(begin)
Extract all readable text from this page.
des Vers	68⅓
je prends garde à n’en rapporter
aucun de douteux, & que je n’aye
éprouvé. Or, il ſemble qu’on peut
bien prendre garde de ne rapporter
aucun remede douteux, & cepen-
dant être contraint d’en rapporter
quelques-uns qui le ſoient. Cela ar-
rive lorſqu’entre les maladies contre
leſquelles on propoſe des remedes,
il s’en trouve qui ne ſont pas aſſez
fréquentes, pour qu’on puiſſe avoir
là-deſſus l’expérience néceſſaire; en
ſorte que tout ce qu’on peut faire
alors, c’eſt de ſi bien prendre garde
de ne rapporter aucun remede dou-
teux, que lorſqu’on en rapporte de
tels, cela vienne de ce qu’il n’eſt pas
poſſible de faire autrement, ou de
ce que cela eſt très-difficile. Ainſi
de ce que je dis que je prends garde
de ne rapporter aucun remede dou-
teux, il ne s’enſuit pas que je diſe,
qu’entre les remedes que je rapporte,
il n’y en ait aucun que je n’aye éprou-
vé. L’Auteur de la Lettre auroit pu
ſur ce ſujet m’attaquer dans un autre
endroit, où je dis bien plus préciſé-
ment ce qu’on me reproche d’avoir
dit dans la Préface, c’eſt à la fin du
(end)
## Set task
Give the number of lines above in which the word "prends" occurs, with nothing else.

## Expected output
2